• [Set exercise]: Keep only those lines of the records that include the string "accent".

═════ Listed entries ═════

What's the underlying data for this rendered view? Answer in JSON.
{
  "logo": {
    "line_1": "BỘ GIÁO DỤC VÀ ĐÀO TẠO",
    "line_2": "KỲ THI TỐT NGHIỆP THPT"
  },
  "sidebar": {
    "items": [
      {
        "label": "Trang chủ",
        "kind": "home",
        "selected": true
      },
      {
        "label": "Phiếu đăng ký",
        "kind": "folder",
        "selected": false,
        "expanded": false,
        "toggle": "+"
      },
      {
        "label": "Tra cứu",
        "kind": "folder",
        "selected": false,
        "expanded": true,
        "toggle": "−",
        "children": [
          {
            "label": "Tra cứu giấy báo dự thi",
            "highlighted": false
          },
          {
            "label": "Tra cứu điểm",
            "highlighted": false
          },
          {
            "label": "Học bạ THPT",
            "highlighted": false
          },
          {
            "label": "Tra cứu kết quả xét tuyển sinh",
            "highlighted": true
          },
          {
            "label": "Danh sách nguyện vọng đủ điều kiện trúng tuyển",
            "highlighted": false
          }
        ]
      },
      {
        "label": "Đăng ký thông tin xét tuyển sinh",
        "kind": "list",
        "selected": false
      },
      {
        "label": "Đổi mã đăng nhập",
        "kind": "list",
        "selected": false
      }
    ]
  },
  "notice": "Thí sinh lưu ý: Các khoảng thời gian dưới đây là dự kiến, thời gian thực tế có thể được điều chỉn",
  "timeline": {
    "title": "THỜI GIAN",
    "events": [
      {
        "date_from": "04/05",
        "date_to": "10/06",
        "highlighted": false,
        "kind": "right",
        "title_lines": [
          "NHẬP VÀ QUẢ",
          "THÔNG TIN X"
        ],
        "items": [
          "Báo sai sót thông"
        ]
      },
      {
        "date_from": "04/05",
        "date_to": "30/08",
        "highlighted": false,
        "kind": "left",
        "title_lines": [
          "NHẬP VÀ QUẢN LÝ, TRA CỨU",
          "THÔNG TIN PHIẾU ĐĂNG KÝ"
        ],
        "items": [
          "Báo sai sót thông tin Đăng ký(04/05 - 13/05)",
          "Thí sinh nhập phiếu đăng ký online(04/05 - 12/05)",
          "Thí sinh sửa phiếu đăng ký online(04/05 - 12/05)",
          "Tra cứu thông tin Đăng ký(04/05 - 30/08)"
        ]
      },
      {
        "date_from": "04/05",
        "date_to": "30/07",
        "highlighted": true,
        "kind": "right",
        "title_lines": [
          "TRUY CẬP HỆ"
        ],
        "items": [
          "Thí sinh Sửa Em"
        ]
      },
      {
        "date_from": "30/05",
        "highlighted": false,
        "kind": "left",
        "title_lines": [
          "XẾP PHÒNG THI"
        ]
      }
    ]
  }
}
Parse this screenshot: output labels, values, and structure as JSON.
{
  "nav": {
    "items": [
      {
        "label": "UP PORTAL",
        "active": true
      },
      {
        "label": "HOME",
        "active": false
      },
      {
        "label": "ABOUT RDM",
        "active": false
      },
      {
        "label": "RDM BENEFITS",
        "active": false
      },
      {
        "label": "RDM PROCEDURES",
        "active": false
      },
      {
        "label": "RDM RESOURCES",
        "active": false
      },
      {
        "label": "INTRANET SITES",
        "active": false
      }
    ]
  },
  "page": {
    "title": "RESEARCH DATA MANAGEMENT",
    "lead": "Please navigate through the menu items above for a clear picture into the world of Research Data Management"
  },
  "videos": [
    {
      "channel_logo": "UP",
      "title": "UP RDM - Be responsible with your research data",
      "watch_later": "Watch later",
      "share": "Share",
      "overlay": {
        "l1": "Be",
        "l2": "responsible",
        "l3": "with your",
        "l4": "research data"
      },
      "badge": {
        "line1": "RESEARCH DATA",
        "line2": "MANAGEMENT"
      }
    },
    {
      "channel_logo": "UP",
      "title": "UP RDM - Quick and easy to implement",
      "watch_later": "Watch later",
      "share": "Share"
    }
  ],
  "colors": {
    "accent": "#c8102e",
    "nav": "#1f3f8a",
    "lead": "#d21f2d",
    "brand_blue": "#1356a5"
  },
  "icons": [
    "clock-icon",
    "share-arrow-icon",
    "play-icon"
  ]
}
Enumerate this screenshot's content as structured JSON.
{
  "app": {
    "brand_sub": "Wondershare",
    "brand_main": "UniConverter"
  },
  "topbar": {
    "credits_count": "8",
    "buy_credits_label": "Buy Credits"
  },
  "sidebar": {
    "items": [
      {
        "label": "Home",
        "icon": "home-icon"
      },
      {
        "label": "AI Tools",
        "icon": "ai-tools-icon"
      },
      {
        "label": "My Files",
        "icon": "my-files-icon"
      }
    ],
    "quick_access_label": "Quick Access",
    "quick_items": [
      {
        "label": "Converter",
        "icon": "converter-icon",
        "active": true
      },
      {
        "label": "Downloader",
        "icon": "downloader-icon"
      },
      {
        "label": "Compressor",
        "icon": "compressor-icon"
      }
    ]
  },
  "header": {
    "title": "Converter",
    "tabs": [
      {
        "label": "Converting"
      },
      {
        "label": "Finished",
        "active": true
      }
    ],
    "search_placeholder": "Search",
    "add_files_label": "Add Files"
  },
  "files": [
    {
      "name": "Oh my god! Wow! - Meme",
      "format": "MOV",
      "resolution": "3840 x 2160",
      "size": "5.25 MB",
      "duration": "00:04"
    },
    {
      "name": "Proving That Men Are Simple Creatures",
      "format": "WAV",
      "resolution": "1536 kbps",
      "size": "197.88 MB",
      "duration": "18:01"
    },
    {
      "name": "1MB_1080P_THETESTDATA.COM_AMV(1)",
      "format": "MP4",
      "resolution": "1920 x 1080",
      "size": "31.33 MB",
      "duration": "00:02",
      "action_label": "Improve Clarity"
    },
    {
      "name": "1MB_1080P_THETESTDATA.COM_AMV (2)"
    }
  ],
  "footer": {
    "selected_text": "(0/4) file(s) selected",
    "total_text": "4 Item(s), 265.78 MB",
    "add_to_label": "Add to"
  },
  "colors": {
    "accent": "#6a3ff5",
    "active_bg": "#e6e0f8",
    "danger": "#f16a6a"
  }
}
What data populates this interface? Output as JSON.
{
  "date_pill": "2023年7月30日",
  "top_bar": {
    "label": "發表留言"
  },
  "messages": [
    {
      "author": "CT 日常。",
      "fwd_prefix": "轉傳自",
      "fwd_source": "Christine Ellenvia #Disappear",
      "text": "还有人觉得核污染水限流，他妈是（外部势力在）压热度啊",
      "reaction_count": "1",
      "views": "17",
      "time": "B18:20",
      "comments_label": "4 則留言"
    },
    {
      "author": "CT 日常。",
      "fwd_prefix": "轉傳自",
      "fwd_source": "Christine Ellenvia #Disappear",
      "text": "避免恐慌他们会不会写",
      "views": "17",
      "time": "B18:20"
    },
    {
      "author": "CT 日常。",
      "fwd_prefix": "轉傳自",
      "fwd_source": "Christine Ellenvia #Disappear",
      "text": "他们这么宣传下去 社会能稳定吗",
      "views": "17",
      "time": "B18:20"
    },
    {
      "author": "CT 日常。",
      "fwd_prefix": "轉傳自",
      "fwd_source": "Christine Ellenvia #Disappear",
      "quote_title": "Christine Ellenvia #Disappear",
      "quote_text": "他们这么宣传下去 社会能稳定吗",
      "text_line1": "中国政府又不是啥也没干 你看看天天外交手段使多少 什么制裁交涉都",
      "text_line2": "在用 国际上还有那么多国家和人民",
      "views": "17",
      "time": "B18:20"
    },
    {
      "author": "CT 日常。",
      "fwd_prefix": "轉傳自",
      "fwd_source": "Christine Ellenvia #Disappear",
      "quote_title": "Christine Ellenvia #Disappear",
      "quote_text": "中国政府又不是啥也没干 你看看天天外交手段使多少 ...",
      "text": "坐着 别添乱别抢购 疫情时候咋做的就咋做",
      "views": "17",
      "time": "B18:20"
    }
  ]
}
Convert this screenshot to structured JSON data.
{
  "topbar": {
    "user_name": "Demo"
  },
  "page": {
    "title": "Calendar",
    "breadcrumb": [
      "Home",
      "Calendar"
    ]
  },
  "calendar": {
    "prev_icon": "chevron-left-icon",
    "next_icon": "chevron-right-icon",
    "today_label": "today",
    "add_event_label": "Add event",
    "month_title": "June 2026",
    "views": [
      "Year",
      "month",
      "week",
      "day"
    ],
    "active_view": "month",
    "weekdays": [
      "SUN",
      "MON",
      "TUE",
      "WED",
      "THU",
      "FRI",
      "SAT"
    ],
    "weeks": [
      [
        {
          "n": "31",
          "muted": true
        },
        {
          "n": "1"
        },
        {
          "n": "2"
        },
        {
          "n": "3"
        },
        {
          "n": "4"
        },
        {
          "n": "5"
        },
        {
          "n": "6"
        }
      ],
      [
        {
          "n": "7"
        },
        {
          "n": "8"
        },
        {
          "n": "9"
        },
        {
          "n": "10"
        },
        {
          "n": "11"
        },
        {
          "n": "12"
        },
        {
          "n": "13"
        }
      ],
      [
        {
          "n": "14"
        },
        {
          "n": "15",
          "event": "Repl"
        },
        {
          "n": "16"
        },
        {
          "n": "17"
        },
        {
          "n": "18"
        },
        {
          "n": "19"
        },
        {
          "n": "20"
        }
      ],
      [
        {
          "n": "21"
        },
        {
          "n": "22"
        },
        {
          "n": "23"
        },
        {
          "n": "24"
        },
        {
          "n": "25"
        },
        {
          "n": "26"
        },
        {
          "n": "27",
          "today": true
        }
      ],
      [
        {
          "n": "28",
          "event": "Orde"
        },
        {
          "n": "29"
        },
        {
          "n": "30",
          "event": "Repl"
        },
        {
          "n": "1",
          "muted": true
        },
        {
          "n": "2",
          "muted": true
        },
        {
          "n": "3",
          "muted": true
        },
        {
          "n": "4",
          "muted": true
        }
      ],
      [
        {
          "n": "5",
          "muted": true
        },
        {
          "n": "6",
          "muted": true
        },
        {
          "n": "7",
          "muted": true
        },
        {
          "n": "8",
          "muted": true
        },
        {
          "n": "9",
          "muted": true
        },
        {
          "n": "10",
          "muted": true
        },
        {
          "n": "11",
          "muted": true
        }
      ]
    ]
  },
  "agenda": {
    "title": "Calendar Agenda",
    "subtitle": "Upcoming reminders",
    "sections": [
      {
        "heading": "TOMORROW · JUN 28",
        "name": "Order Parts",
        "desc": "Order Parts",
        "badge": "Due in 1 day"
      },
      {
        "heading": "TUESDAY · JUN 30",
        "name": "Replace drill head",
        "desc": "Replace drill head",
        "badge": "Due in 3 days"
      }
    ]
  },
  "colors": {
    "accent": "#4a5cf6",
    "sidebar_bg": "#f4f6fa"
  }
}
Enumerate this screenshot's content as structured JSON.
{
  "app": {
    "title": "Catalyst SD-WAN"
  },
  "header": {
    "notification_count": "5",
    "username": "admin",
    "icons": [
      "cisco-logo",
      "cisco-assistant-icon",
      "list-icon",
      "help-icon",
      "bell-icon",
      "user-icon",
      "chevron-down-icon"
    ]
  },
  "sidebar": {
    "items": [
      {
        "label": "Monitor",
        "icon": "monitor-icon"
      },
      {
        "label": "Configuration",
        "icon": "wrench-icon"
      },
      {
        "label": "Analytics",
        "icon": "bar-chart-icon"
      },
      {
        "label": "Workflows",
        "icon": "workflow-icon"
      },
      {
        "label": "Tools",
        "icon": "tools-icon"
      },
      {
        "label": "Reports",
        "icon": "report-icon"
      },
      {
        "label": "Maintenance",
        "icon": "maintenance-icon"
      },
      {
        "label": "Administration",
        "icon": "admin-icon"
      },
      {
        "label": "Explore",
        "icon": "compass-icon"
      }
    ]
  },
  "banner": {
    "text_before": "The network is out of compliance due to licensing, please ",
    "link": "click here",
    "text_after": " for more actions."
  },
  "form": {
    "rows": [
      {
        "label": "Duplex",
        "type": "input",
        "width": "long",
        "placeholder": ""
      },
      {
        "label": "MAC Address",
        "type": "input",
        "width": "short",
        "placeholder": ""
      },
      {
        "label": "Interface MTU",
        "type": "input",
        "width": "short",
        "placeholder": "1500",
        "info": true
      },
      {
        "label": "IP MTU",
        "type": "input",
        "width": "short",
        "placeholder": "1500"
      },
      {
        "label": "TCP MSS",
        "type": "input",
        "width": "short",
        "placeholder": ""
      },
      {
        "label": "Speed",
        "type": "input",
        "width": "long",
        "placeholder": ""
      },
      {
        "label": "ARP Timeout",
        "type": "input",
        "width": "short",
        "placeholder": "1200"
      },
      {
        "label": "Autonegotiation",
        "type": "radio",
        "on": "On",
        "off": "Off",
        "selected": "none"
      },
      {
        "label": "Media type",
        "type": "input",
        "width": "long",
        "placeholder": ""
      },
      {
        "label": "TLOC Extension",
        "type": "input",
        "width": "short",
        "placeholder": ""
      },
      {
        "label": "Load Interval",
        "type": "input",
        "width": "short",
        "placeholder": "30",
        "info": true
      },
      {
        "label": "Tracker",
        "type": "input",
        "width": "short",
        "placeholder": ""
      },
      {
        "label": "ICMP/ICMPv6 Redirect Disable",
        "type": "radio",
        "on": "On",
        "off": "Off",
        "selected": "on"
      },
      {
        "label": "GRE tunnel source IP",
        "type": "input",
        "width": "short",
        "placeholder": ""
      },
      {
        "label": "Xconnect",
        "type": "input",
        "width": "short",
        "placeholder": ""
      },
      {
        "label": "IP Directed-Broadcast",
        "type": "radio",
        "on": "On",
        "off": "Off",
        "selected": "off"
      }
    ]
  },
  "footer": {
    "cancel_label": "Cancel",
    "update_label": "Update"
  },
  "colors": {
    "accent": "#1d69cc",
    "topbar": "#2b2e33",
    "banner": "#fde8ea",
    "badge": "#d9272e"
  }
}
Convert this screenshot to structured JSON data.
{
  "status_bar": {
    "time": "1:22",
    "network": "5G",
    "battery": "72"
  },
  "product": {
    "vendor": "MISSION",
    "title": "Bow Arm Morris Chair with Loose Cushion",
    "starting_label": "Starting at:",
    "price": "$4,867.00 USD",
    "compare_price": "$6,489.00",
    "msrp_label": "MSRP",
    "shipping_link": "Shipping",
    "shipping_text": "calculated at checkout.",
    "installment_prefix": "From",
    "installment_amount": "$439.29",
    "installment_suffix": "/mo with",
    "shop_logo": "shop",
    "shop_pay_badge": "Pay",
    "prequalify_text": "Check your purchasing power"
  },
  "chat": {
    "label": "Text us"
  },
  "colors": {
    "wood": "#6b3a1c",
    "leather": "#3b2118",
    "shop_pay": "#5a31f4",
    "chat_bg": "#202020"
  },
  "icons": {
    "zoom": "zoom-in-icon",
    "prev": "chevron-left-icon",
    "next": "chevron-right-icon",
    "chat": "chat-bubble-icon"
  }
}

═════

• [Written solution]:
    "accent": "#c8102e",
    "accent": "#6a3ff5",
    "accent": "#4a5cf6",
    "accent": "#1d69cc",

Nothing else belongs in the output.